BEGIN Page text

This is Not the Job I Applied For! When the Board that Hired You Doesn’t Seem to be the One You Actually Serve

Eric G. Mackey
Executive Director,
School Superintendents of Alabama
eric@ssaonline.org

 

Major Points: 

  • Transitioning to the superintendency is often made more difficult as the superintendent becomes of aware of unstated politics, dissention, or inconsistencies by some board members.
  • The interview process is not always a clear indicator of the unique challenges facing the school system.
  • Success in the superintendency requires building quality relationships with all school board members and listening to their concerns, ideas, and aspirations – even when the superintendent disagrees.
  • Though challenges may meet you every morning, spend some time each day doing the work you love.
  • Through it all, be honest with your community; be true to yourself; and lead the way forward. 

 Mackey-150

 Eric G. Mackey

Working with new superintendents across, Alabama one of the greatest tasks we encounter is helping our newer colleagues in “dealing with the school board that hires you...as opposed to the one that interviewed you". School boards are generally at their very best during the search and interview period. They are quite naturally excited about the challenge of choosing a new leader for the school system. Most of the time they are working with search consultants who use proven methodologies to focus their attention on strategic goals, academic progress, and leadership qualities. They take this laser-like focus into the interview process, asking very good questions that often reflect the work of the consultant as much as the curiosity of the particular board member posing the question. Thus, new superintendents often enter their new jobs impressed by the board’s seeming insightfulness, team-oriented focus, and commitment to teaching and learning – just what every superintendent dreams of! 

Unfortunately, in too many cases new superintendents are surprised to find that board members' goals and intentions are not as pure as they were portrayed during the interview process. For instance, interviews often focus on instructional leadership and design, but most new superintendents report to us that they spend less time than expected on these areas. They find that board members may be more interested in local politics, the success of athletic programs, or – in a few unfortunate cases – advancing personal agendas. One superintendent felt like he was given the express duty of assessing the systems’ academic programs, completing honest principal evaluations, and reorganizing personnel based on the results. At the end of the first year when he recommended several progressive changes, he was met with resistance from both board members and the board attorney who felt “he was moving too fast”. In another case the superintendent certainly understood the charge to “get the system’s finances under control,” but when she began to trim spending and institute accountability measures, she quickly discovered how spending had grown out of control to start with: politically protected projects and people. 

In almost every community, schools are the largest recipient of public funds; in many small towns and rural areas they are also the largest employer. By their very nature, they are political environments, and the new superintendent often finds himself navigating politics that he did not expect. There are no simple solutions, but there are some steps that usually help the superintendent navigate through this minefield while sharpening the board’s focus.

END Page text
BEGIN Given records

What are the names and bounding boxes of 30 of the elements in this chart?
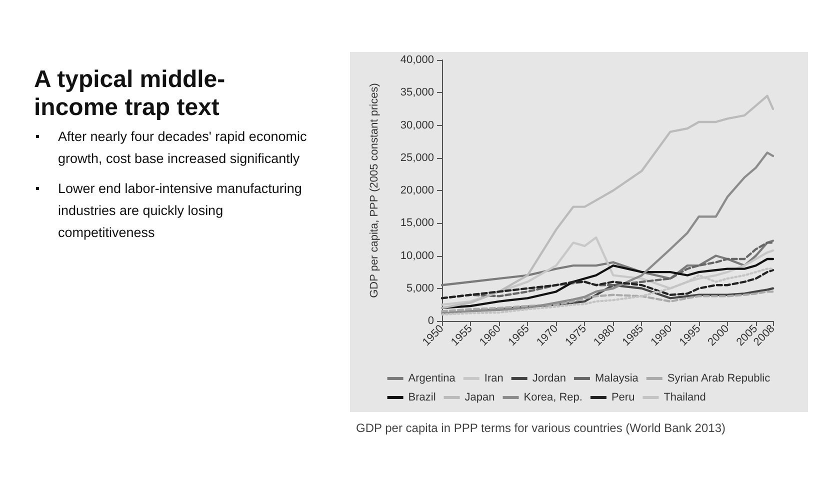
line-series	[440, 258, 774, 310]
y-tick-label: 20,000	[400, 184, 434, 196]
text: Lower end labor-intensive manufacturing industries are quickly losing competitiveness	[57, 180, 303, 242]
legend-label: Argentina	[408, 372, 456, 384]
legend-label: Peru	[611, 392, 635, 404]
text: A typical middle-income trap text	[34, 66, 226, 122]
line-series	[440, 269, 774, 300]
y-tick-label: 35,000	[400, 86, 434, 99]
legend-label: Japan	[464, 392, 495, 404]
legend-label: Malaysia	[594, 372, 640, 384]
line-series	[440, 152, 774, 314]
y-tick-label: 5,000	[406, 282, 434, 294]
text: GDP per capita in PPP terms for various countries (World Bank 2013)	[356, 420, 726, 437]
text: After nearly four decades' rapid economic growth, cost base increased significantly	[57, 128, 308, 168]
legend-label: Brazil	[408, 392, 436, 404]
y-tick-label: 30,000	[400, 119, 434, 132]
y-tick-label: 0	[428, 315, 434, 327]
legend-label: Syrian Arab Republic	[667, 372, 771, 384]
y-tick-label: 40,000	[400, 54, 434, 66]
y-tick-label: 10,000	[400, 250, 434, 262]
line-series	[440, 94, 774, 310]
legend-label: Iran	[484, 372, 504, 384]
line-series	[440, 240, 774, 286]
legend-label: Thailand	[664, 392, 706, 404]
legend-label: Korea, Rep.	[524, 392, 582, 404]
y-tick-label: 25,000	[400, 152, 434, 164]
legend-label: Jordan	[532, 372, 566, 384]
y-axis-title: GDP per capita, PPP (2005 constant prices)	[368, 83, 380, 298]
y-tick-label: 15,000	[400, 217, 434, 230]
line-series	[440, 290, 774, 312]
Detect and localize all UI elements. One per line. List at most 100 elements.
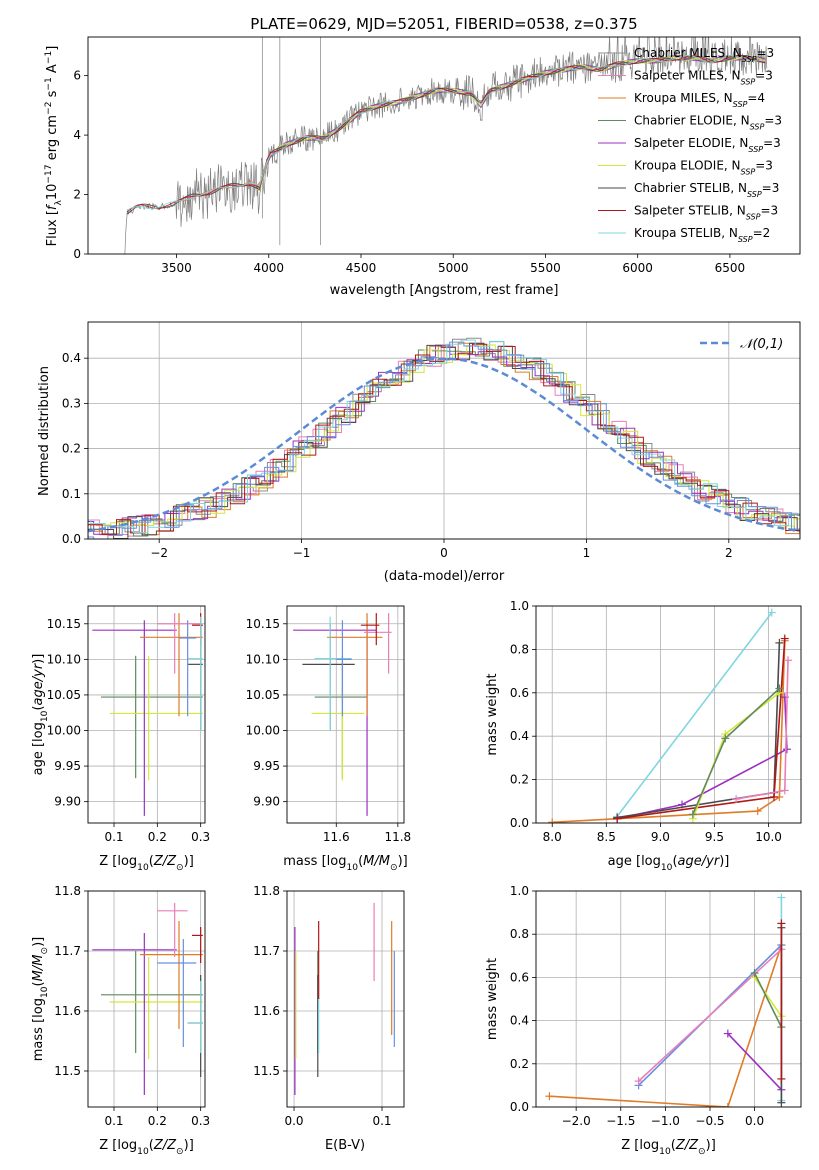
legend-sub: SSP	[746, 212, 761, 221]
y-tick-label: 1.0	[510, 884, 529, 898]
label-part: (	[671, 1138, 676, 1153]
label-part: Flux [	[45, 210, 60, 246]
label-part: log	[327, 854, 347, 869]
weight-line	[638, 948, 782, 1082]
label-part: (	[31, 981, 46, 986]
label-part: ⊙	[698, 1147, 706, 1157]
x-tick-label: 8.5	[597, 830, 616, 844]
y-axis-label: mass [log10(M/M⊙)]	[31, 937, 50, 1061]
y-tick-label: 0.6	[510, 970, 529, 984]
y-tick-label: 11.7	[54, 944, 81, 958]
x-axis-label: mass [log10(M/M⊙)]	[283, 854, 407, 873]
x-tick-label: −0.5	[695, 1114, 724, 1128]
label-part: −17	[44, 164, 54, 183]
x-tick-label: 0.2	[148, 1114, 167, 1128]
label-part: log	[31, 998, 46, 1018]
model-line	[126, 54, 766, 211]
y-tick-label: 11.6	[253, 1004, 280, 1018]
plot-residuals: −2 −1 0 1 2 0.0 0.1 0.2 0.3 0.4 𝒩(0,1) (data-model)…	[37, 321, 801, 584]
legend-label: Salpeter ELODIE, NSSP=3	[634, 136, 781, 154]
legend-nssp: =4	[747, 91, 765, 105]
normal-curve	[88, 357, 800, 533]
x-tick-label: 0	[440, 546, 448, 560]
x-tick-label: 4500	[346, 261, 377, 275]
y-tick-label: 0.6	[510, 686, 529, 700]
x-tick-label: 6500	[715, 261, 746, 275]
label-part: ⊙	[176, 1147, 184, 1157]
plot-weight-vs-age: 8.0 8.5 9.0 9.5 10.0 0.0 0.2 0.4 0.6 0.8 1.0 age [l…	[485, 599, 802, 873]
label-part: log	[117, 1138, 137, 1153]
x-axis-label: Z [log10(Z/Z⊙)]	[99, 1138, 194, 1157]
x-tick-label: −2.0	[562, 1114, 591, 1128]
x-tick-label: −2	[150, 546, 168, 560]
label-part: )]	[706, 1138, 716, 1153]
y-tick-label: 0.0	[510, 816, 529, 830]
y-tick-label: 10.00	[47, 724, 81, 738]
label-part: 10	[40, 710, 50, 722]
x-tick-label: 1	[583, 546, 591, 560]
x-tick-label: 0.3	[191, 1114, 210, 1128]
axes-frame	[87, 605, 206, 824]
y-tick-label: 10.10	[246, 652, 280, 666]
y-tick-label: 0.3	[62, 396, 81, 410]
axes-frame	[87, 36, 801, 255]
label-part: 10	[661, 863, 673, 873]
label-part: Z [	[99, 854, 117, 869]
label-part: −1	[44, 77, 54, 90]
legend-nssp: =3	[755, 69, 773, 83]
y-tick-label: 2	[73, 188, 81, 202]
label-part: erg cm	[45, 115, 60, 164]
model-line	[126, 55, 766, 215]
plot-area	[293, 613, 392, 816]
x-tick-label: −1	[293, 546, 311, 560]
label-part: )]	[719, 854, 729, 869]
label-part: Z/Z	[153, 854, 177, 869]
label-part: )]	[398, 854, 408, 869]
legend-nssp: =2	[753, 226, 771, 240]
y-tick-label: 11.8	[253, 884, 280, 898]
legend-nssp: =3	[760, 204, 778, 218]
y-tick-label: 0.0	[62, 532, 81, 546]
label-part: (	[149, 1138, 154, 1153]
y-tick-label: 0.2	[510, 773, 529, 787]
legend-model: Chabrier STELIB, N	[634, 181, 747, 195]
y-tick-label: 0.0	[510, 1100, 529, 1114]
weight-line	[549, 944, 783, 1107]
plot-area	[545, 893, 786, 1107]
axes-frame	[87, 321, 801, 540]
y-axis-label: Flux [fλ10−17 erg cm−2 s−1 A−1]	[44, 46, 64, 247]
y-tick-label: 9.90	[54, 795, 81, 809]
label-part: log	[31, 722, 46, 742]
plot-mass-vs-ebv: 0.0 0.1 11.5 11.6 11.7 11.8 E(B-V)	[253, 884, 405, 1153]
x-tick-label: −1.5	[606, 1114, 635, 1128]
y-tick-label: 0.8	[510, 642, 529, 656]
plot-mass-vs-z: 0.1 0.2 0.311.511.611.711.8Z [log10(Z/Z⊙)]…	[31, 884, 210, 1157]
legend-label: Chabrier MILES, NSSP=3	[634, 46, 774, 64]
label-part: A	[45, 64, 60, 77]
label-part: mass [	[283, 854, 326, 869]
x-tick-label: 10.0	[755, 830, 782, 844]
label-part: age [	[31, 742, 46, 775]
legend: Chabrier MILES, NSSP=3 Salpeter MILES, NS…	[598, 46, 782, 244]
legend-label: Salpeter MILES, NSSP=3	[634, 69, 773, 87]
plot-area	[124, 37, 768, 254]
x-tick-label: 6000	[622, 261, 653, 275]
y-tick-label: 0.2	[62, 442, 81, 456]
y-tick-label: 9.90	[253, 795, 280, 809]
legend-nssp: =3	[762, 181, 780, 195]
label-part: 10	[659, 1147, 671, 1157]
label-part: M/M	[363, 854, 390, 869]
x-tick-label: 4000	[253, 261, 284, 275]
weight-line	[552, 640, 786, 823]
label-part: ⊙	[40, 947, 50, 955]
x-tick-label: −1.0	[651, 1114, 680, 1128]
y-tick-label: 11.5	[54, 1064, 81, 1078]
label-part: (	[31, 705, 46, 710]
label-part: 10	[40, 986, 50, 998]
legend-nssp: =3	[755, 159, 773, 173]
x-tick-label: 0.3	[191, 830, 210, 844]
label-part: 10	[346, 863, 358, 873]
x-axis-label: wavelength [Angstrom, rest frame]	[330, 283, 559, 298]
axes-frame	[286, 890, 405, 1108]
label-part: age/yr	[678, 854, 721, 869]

END Given records
BEGIN Given records

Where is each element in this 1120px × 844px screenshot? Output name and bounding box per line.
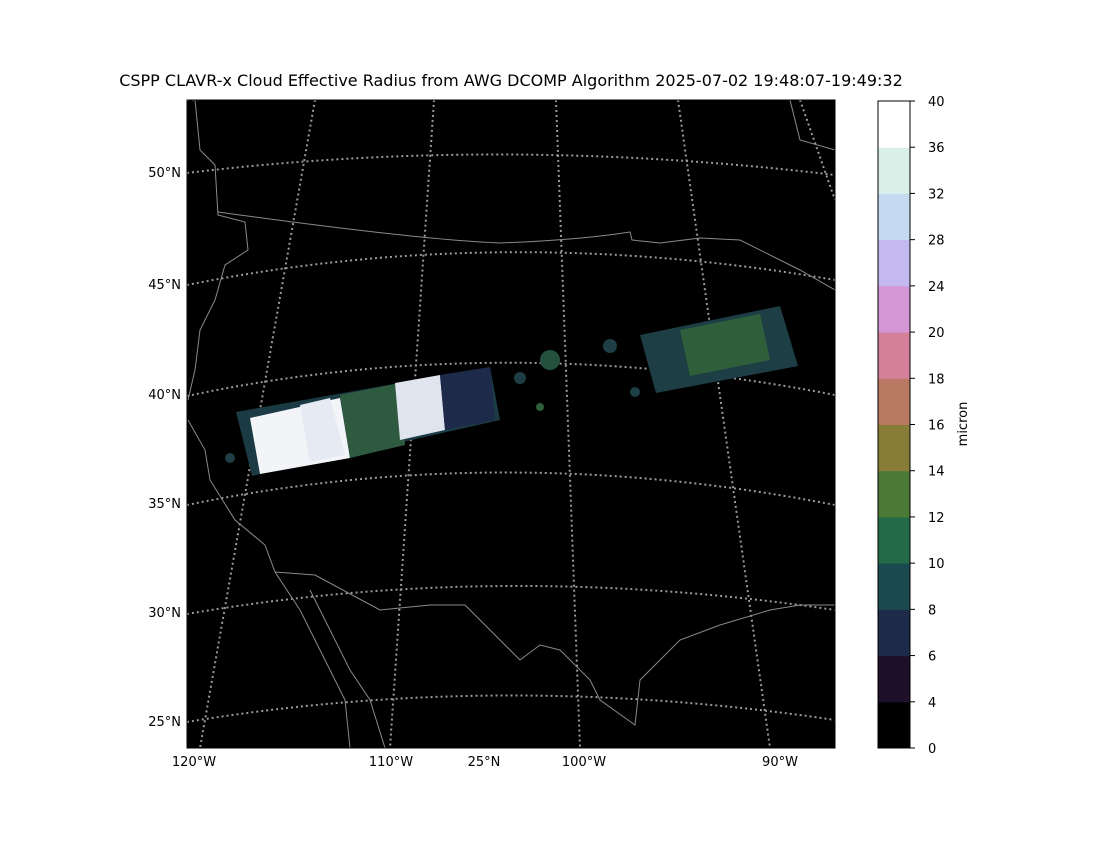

END Given records

What the task requires: Extend the essay above on new superintendents and the school boards that hire them, starting after its last sentence.

Result of the task:
First, realize that you are not the only superintendent facing this challenge. In fact, our experience is that more often than not board members’ more fractious views are masked during the interview and selection period. In Alabama, our association pairs every new superintendent with a veteran certified in executive coaching through Corporate Coach U. With a yearlong induction plan using the cohort model, superintendents build relationships with their newer colleagues as well as with veterans. We encourage them to share their frustrations and their successes. They discover that the frustrations are similar from system to system. Though they ultimately work through their particular situations individually, the cohort is invaluable. Being superintendent can be the loneliest job in a school system – but there is no reason “to go it alone” when colleagues are willing to listen and to advise. At the conclusion of the first year we ask superintendents to complete a reflective summary of their experiences. Most of the reflections indicate that superintendents consider the relationships they develop with colleagues among their most important tools for success.

Secondly, get to know your board. Invest a great deal of time getting to know board members individually and evaluating their style as a team. Not only is each board unique in function, each board member is unique; and, like all people, board members want you to appreciate them as individuals. Even when individuals’ ideas may seem inconsistent with the stated board agenda, it is important to listen to them. Whether it is over a cup of coffee or lunch, at the office or offsite, take time to explore their ideas about the school system including their concerns, aspirations, alliances, and reasons for board service. This takes time, but the investment will pay off for the superintendent as well as the system. As you are coming to understand them as individuals, evaluate their coherence as a group too. Sometimes board members have formed prior alliances through elections or community affiliations; other times they may have personal grudges against one another or against certain system personnel. Understanding the dynamics of board member interactions will help you institute your own goals in the future.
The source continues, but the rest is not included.